↓↓↓
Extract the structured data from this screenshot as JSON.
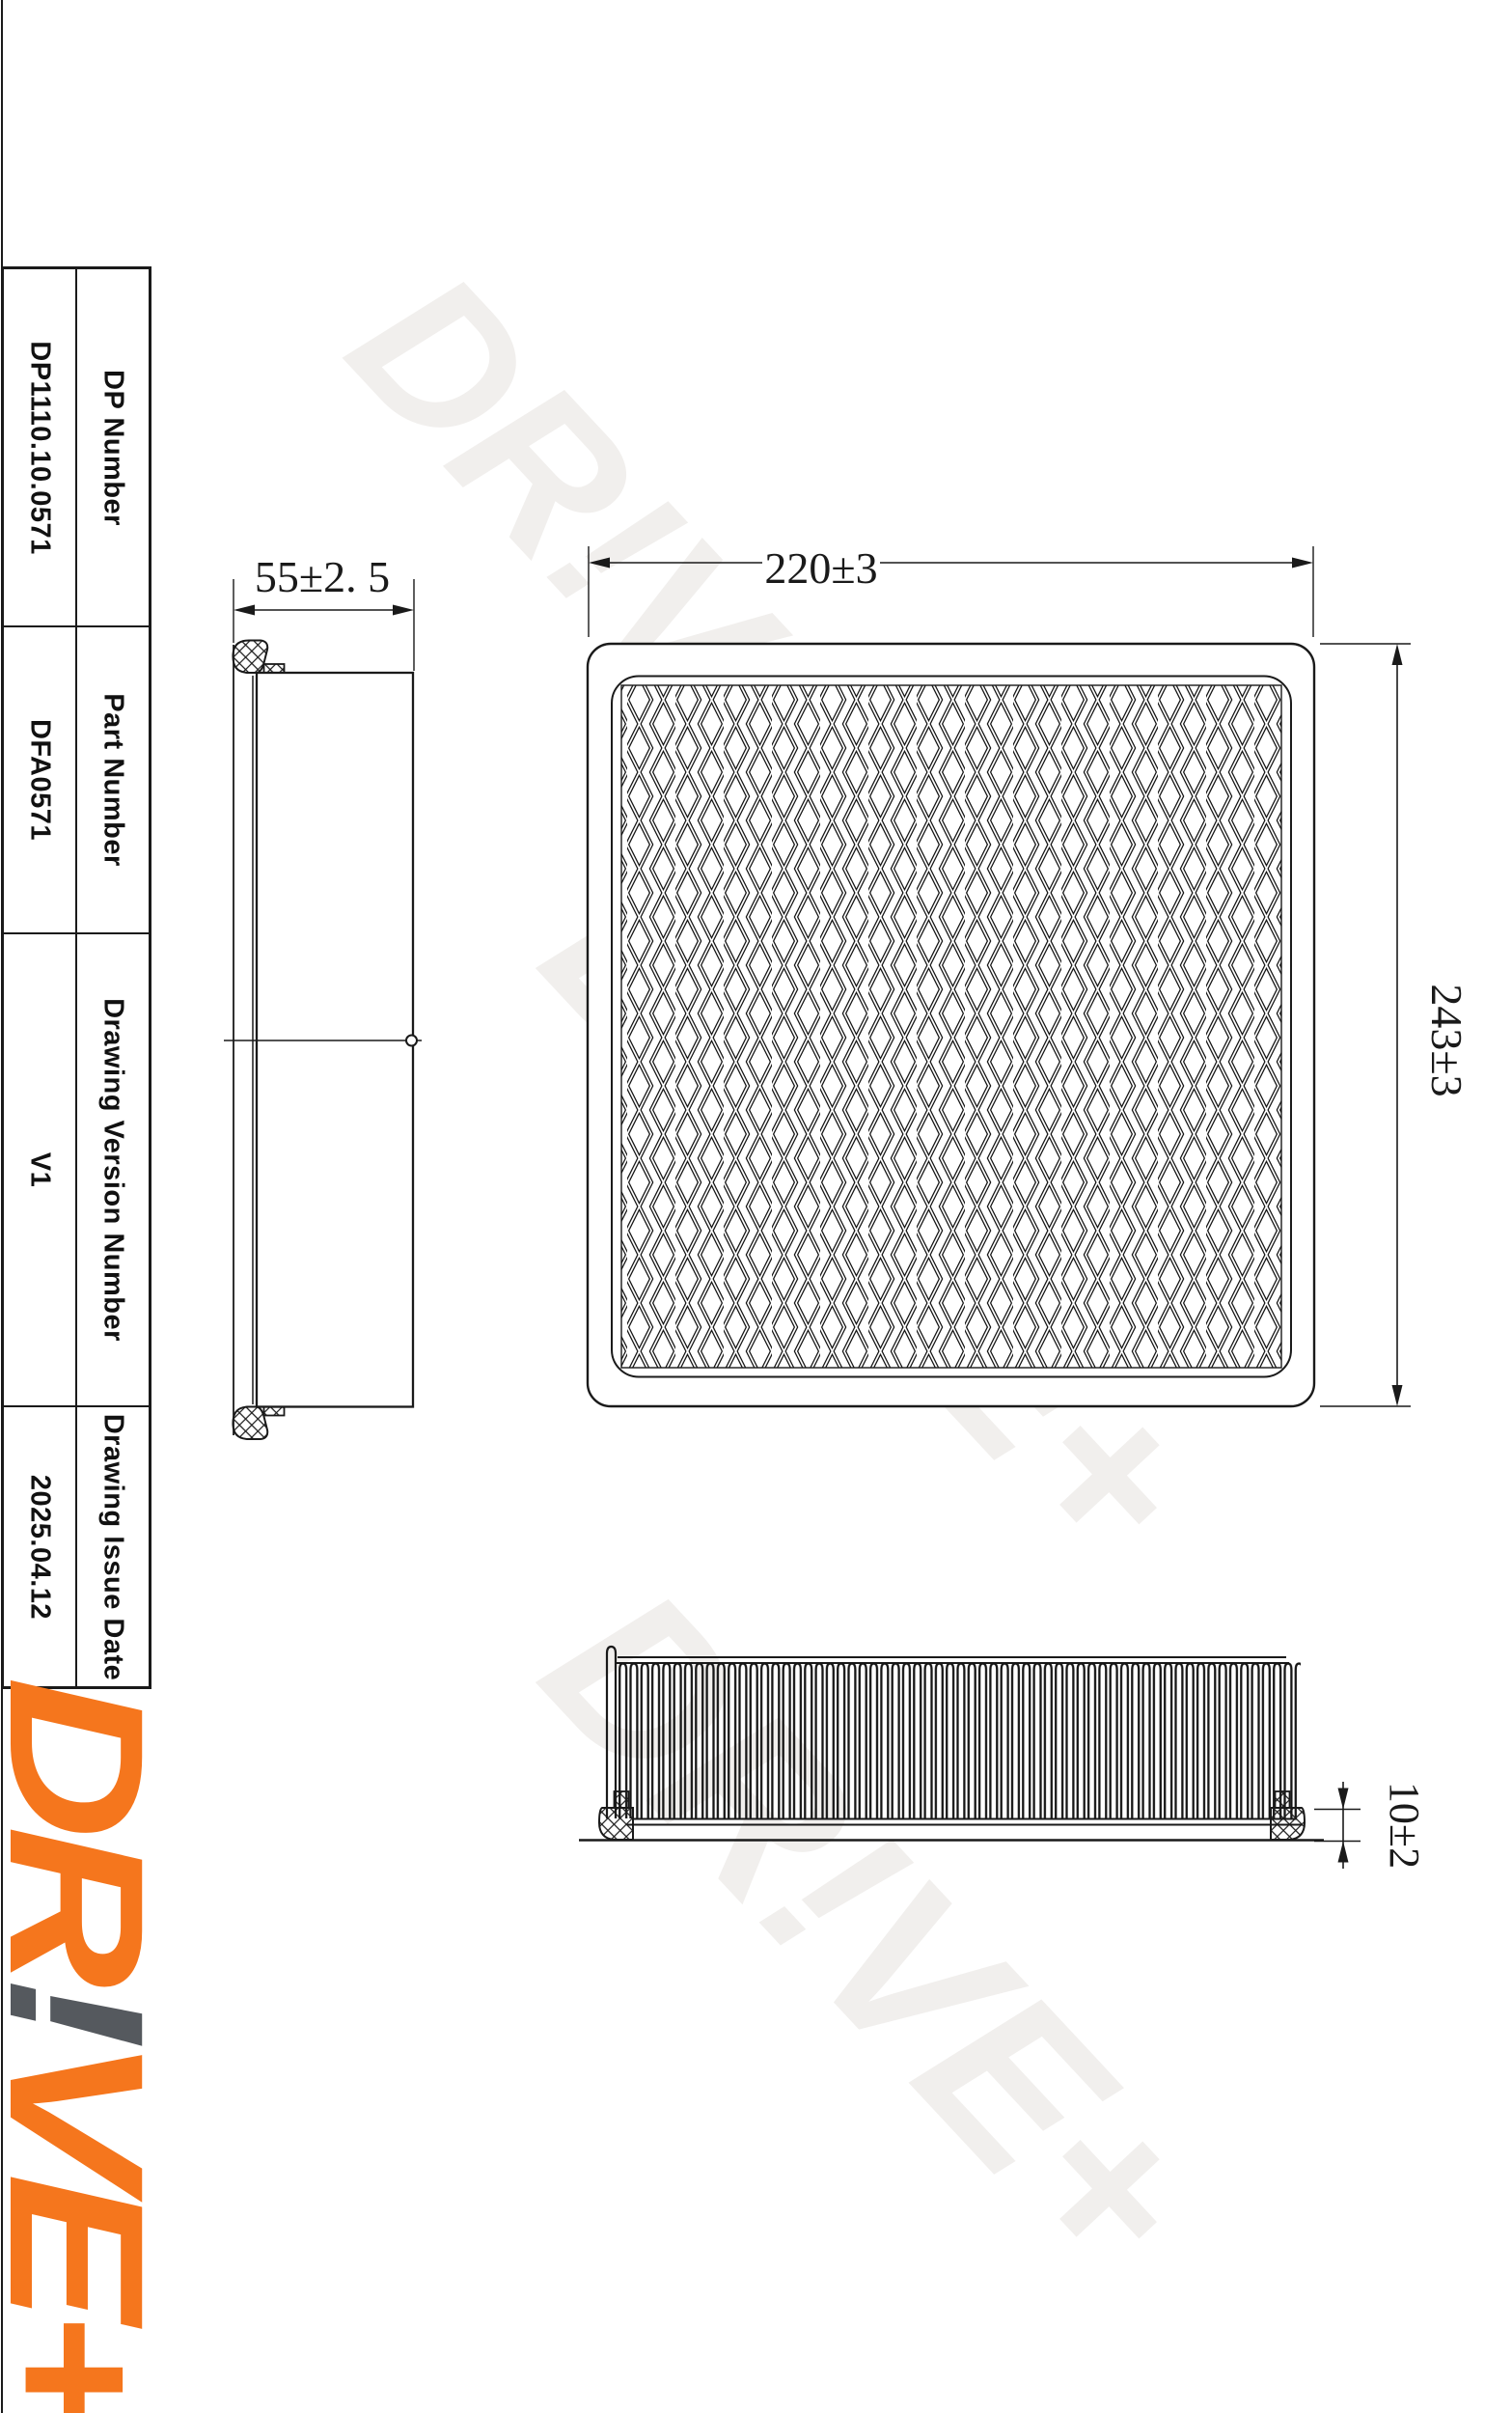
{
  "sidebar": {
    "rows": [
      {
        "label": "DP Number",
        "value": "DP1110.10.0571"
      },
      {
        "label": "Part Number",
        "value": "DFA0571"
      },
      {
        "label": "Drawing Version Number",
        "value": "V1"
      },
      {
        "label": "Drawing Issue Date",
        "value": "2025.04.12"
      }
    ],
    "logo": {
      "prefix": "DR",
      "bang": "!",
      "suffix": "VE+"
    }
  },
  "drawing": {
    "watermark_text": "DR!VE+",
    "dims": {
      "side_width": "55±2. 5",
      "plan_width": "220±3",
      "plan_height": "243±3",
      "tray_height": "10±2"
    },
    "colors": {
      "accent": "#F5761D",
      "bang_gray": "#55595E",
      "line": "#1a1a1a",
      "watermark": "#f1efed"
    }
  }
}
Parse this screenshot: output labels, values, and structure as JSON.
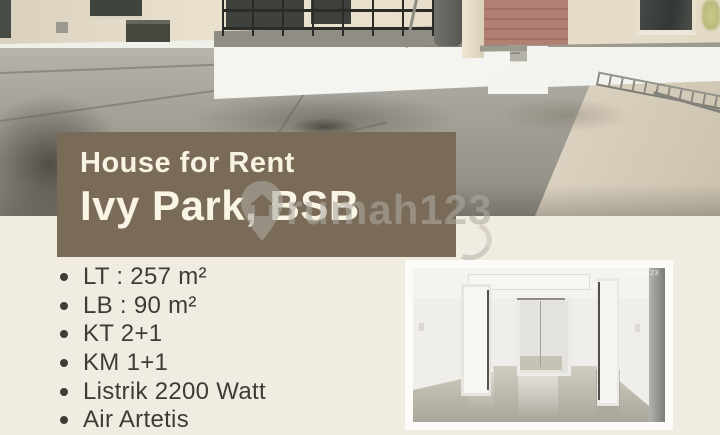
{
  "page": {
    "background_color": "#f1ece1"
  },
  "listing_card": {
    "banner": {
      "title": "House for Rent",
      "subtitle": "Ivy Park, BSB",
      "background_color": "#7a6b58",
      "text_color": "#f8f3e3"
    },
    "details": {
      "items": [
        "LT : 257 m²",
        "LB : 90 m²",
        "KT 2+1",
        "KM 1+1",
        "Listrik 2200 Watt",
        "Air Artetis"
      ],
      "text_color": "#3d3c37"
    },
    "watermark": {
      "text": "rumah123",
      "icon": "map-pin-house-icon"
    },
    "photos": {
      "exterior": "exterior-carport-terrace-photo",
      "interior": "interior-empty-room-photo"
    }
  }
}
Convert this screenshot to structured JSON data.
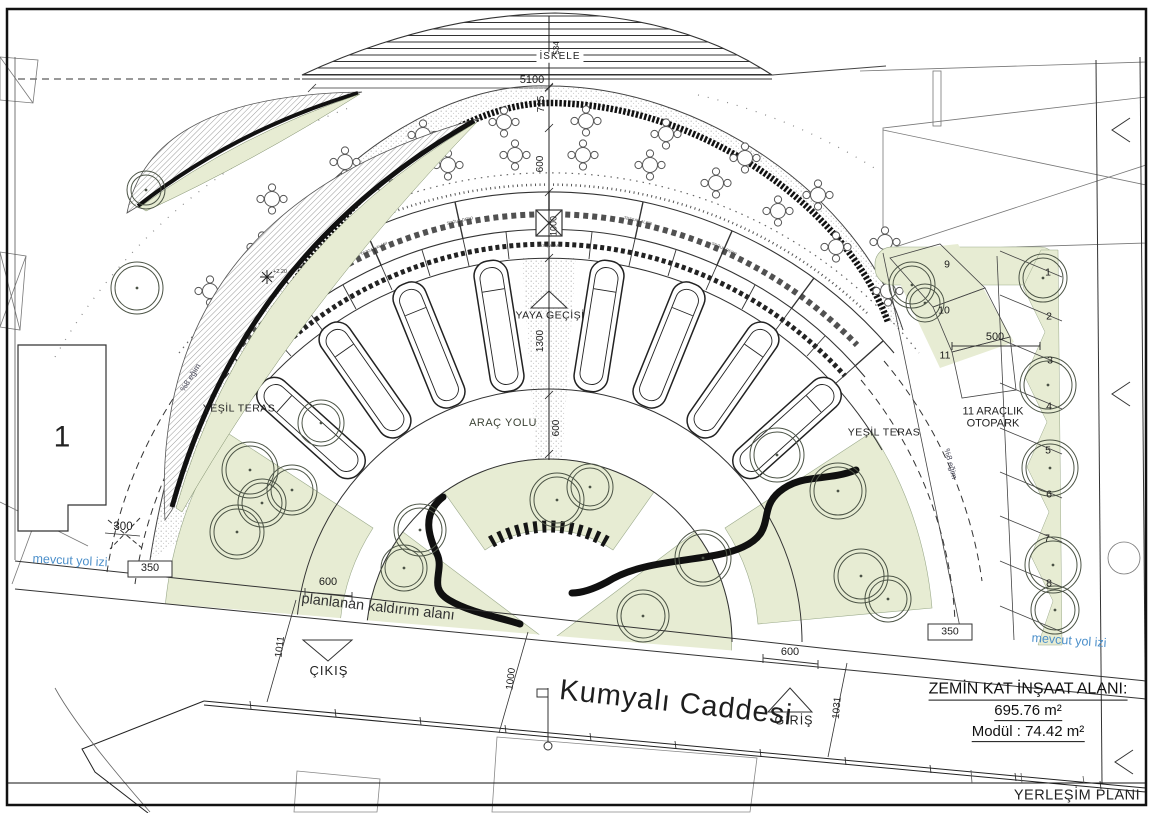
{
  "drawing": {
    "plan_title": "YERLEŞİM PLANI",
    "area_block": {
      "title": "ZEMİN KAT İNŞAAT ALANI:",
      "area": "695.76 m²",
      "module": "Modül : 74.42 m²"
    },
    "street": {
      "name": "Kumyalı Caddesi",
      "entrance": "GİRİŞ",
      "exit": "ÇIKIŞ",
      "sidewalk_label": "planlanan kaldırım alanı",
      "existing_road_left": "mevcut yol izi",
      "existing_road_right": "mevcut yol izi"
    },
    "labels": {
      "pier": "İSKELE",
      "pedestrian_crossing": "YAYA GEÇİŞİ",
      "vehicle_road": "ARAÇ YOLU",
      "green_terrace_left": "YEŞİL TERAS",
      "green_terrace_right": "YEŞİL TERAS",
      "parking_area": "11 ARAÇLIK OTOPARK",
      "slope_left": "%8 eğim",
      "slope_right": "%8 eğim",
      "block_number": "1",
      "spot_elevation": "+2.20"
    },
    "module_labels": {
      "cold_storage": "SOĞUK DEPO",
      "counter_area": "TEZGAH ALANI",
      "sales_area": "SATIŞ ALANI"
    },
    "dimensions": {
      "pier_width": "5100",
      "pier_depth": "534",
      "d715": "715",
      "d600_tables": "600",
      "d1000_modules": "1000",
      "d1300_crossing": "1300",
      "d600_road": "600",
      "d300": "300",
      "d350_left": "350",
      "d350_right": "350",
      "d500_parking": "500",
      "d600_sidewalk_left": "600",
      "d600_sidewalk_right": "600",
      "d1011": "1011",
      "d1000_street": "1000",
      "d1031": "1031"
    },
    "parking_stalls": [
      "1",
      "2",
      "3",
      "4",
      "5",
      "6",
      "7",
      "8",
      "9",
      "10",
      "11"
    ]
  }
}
↑↑↑
Make an exact copy of the data, leaving its pictures out.

Extract the structured data from this screenshot as JSON.
{
  "sidebar": {
    "rows": [
      {
        "label": "DP Number",
        "value": "DP1110.10.0571"
      },
      {
        "label": "Part Number",
        "value": "DFA0571"
      },
      {
        "label": "Drawing Version Number",
        "value": "V1"
      },
      {
        "label": "Drawing Issue Date",
        "value": "2025.04.12"
      }
    ],
    "logo": {
      "prefix": "DR",
      "bang": "!",
      "suffix": "VE+"
    }
  },
  "drawing": {
    "watermark_text": "DR!VE+",
    "dims": {
      "side_width": "55±2. 5",
      "plan_width": "220±3",
      "plan_height": "243±3",
      "tray_height": "10±2"
    },
    "colors": {
      "accent": "#F5761D",
      "bang_gray": "#55595E",
      "line": "#1a1a1a",
      "watermark": "#f1efed"
    }
  }
}
Parse this screenshot: output labels, values, and structure as JSON.
{
  "page": {
    "background_color": "#f1ece1"
  },
  "listing_card": {
    "banner": {
      "title": "House for Rent",
      "subtitle": "Ivy Park, BSB",
      "background_color": "#7a6b58",
      "text_color": "#f8f3e3"
    },
    "details": {
      "items": [
        "LT : 257 m²",
        "LB : 90 m²",
        "KT 2+1",
        "KM 1+1",
        "Listrik 2200 Watt",
        "Air Artetis"
      ],
      "text_color": "#3d3c37"
    },
    "watermark": {
      "text": "rumah123",
      "icon": "map-pin-house-icon"
    },
    "photos": {
      "exterior": "exterior-carport-terrace-photo",
      "interior": "interior-empty-room-photo"
    }
  }
}
Convert this screenshot to structured JSON data.
{
  "drawing": {
    "plan_title": "YERLEŞİM PLANI",
    "area_block": {
      "title": "ZEMİN KAT İNŞAAT ALANI:",
      "area": "695.76 m²",
      "module": "Modül : 74.42 m²"
    },
    "street": {
      "name": "Kumyalı Caddesi",
      "entrance": "GİRİŞ",
      "exit": "ÇIKIŞ",
      "sidewalk_label": "planlanan kaldırım alanı",
      "existing_road_left": "mevcut yol izi",
      "existing_road_right": "mevcut yol izi"
    },
    "labels": {
      "pier": "İSKELE",
      "pedestrian_crossing": "YAYA GEÇİŞİ",
      "vehicle_road": "ARAÇ YOLU",
      "green_terrace_left": "YEŞİL TERAS",
      "green_terrace_right": "YEŞİL TERAS",
      "parking_area": "11 ARAÇLIK OTOPARK",
      "slope_left": "%8 eğim",
      "slope_right": "%8 eğim",
      "block_number": "1",
      "spot_elevation": "+2.20"
    },
    "module_labels": {
      "cold_storage": "SOĞUK DEPO",
      "counter_area": "TEZGAH ALANI",
      "sales_area": "SATIŞ ALANI"
    },
    "dimensions": {
      "pier_width": "5100",
      "pier_depth": "534",
      "d715": "715",
      "d600_tables": "600",
      "d1000_modules": "1000",
      "d1300_crossing": "1300",
      "d600_road": "600",
      "d300": "300",
      "d350_left": "350",
      "d350_right": "350",
      "d500_parking": "500",
      "d600_sidewalk_left": "600",
      "d600_sidewalk_right": "600",
      "d1011": "1011",
      "d1000_street": "1000",
      "d1031": "1031"
    },
    "parking_stalls": [
      "1",
      "2",
      "3",
      "4",
      "5",
      "6",
      "7",
      "8",
      "9",
      "10",
      "11"
    ]
  }
}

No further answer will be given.